▶ THE TASK
The data must be returned in full and exactly as given.

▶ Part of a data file
☆ ☆ ☆ ☆
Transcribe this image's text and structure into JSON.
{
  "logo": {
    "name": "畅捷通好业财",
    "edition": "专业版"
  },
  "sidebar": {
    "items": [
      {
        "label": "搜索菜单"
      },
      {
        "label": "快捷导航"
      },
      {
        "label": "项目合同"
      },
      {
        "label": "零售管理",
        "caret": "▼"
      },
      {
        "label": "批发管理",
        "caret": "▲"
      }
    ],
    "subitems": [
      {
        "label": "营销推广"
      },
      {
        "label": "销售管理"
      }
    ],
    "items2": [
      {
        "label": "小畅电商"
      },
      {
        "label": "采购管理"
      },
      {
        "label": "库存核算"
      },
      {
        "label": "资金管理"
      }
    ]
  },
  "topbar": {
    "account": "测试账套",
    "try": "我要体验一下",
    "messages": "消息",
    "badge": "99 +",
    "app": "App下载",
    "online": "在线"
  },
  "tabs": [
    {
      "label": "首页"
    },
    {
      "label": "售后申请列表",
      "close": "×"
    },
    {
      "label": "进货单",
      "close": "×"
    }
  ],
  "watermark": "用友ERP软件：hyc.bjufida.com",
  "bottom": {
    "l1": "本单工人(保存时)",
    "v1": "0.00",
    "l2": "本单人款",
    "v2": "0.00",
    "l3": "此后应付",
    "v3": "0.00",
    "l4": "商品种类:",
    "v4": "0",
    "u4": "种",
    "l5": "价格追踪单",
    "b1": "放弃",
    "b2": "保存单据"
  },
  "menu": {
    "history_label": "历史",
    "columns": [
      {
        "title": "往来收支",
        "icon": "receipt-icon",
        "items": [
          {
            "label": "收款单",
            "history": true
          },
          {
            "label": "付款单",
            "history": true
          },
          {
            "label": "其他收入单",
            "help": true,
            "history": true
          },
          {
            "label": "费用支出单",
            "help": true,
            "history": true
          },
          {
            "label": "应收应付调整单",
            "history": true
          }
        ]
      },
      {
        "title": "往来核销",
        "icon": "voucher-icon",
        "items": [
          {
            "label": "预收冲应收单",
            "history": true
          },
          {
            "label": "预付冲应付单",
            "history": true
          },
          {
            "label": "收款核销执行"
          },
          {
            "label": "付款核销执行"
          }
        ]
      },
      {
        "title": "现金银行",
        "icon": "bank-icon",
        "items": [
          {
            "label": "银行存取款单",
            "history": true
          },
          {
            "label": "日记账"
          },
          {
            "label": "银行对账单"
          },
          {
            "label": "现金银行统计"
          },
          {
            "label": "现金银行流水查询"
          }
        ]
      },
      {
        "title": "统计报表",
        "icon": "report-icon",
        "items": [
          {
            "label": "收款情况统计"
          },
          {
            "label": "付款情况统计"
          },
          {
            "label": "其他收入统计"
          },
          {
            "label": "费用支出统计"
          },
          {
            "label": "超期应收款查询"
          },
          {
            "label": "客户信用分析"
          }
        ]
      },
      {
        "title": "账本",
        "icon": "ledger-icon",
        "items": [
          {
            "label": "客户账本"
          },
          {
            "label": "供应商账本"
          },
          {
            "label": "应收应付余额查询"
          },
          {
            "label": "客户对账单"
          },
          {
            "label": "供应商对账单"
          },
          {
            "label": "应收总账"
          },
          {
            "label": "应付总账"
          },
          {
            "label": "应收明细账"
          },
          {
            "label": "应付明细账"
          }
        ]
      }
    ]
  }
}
☆ ☆ ☆ ☆
▶ EXPECTED ANSWER
Transcribe this image's text and structure into JSON.
{
  "logo": {
    "name": "畅捷通好业财",
    "edition": "专业版"
  },
  "sidebar": {
    "items": [
      {
        "label": "搜索菜单"
      },
      {
        "label": "快捷导航"
      },
      {
        "label": "项目合同"
      },
      {
        "label": "零售管理",
        "caret": "▼"
      },
      {
        "label": "批发管理",
        "caret": "▲"
      }
    ],
    "subitems": [
      {
        "label": "营销推广"
      },
      {
        "label": "销售管理"
      }
    ],
    "items2": [
      {
        "label": "小畅电商"
      },
      {
        "label": "采购管理"
      },
      {
        "label": "库存核算"
      },
      {
        "label": "资金管理"
      }
    ]
  },
  "topbar": {
    "account": "测试账套",
    "try": "我要体验一下",
    "messages": "消息",
    "badge": "99 +",
    "app": "App下载",
    "online": "在线"
  },
  "tabs": [
    {
      "label": "首页"
    },
    {
      "label": "售后申请列表",
      "close": "×"
    },
    {
      "label": "进货单",
      "close": "×"
    }
  ],
  "watermark": "用友ERP软件：hyc.bjufida.com",
  "bottom": {
    "l1": "本单工人(保存时)",
    "v1": "0.00",
    "l2": "本单人款",
    "v2": "0.00",
    "l3": "此后应付",
    "v3": "0.00",
    "l4": "商品种类:",
    "v4": "0",
    "u4": "种",
    "l5": "价格追踪单",
    "b1": "放弃",
    "b2": "保存单据"
  },
  "menu": {
    "history_label": "历史",
    "columns": [
      {
        "title": "往来收支",
        "icon": "receipt-icon",
        "items": [
          {
            "label": "收款单",
            "history": true
          },
          {
            "label": "付款单",
            "history": true
          },
          {
            "label": "其他收入单",
            "help": true,
            "history": true
          },
          {
            "label": "费用支出单",
            "help": true,
            "history": true
          },
          {
            "label": "应收应付调整单",
            "history": true
          }
        ]
      },
      {
        "title": "往来核销",
        "icon": "voucher-icon",
        "items": [
          {
            "label": "预收冲应收单",
            "history": true
          },
          {
            "label": "预付冲应付单",
            "history": true
          },
          {
            "label": "收款核销执行"
          },
          {
            "label": "付款核销执行"
          }
        ]
      },
      {
        "title": "现金银行",
        "icon": "bank-icon",
        "items": [
          {
            "label": "银行存取款单",
            "history": true
          },
          {
            "label": "日记账"
          },
          {
            "label": "银行对账单"
          },
          {
            "label": "现金银行统计"
          },
          {
            "label": "现金银行流水查询"
          }
        ]
      },
      {
        "title": "统计报表",
        "icon": "report-icon",
        "items": [
          {
            "label": "收款情况统计"
          },
          {
            "label": "付款情况统计"
          },
          {
            "label": "其他收入统计"
          },
          {
            "label": "费用支出统计"
          },
          {
            "label": "超期应收款查询"
          },
          {
            "label": "客户信用分析"
          }
        ]
      },
      {
        "title": "账本",
        "icon": "ledger-icon",
        "items": [
          {
            "label": "客户账本"
          },
          {
            "label": "供应商账本"
          },
          {
            "label": "应收应付余额查询"
          },
          {
            "label": "客户对账单"
          },
          {
            "label": "供应商对账单"
          },
          {
            "label": "应收总账"
          },
          {
            "label": "应付总账"
          },
          {
            "label": "应收明细账"
          },
          {
            "label": "应付明细账"
          }
        ]
      }
    ]
  }
}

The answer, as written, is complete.